>> begin
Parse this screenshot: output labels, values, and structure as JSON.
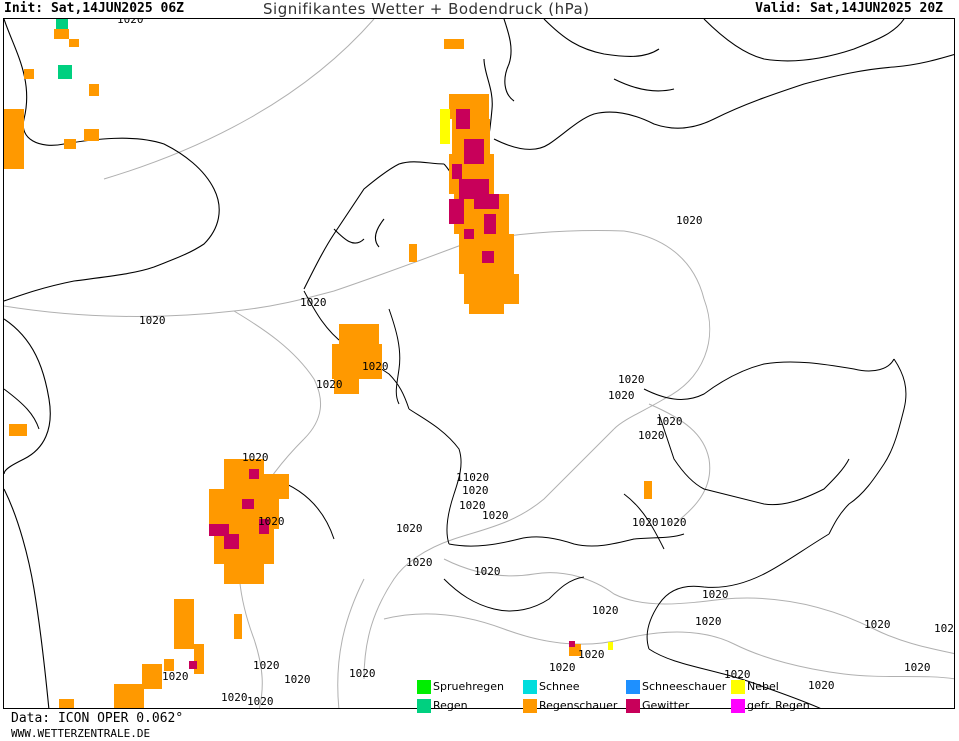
{
  "header": {
    "init": "Init: Sat,14JUN2025 06Z",
    "title": "Signifikantes Wetter + Bodendruck (hPa)",
    "valid": "Valid: Sat,14JUN2025 20Z"
  },
  "map": {
    "isobar_label": "1020",
    "isobar_label_alt": "11020",
    "colors": {
      "coastline": "#000000",
      "border": "#000000",
      "isobar": "#b0b0b0",
      "regenschauer": "#ff9900",
      "gewitter": "#c8005a",
      "nebel": "#ffff00",
      "regen": "#00d080"
    }
  },
  "legend": [
    {
      "label": "Spruehregen",
      "color": "#00ee00"
    },
    {
      "label": "Schnee",
      "color": "#00dddd"
    },
    {
      "label": "Schneeschauer",
      "color": "#1e90ff"
    },
    {
      "label": "Nebel",
      "color": "#ffff00"
    },
    {
      "label": "Regen",
      "color": "#00d080"
    },
    {
      "label": "Regenschauer",
      "color": "#ff9900"
    },
    {
      "label": "Gewitter",
      "color": "#c8005a"
    },
    {
      "label": "gefr. Regen",
      "color": "#ff00ff"
    }
  ],
  "footer": {
    "data": "Data: ICON OPER 0.062°",
    "site": "WWW.WETTERZENTRALE.DE"
  }
}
>> end
WHAT NEEDS TO BE DONE:
Repeat each entry exactly as it appears; skip any picture.

COMPLETED EXERCISE:
Parse this screenshot: output labels, values, and structure as JSON.
{
  "header": {
    "init": "Init: Sat,14JUN2025 06Z",
    "title": "Signifikantes Wetter + Bodendruck (hPa)",
    "valid": "Valid: Sat,14JUN2025 20Z"
  },
  "map": {
    "isobar_label": "1020",
    "isobar_label_alt": "11020",
    "colors": {
      "coastline": "#000000",
      "border": "#000000",
      "isobar": "#b0b0b0",
      "regenschauer": "#ff9900",
      "gewitter": "#c8005a",
      "nebel": "#ffff00",
      "regen": "#00d080"
    }
  },
  "legend": [
    {
      "label": "Spruehregen",
      "color": "#00ee00"
    },
    {
      "label": "Schnee",
      "color": "#00dddd"
    },
    {
      "label": "Schneeschauer",
      "color": "#1e90ff"
    },
    {
      "label": "Nebel",
      "color": "#ffff00"
    },
    {
      "label": "Regen",
      "color": "#00d080"
    },
    {
      "label": "Regenschauer",
      "color": "#ff9900"
    },
    {
      "label": "Gewitter",
      "color": "#c8005a"
    },
    {
      "label": "gefr. Regen",
      "color": "#ff00ff"
    }
  ],
  "footer": {
    "data": "Data: ICON OPER 0.062°",
    "site": "WWW.WETTERZENTRALE.DE"
  }
}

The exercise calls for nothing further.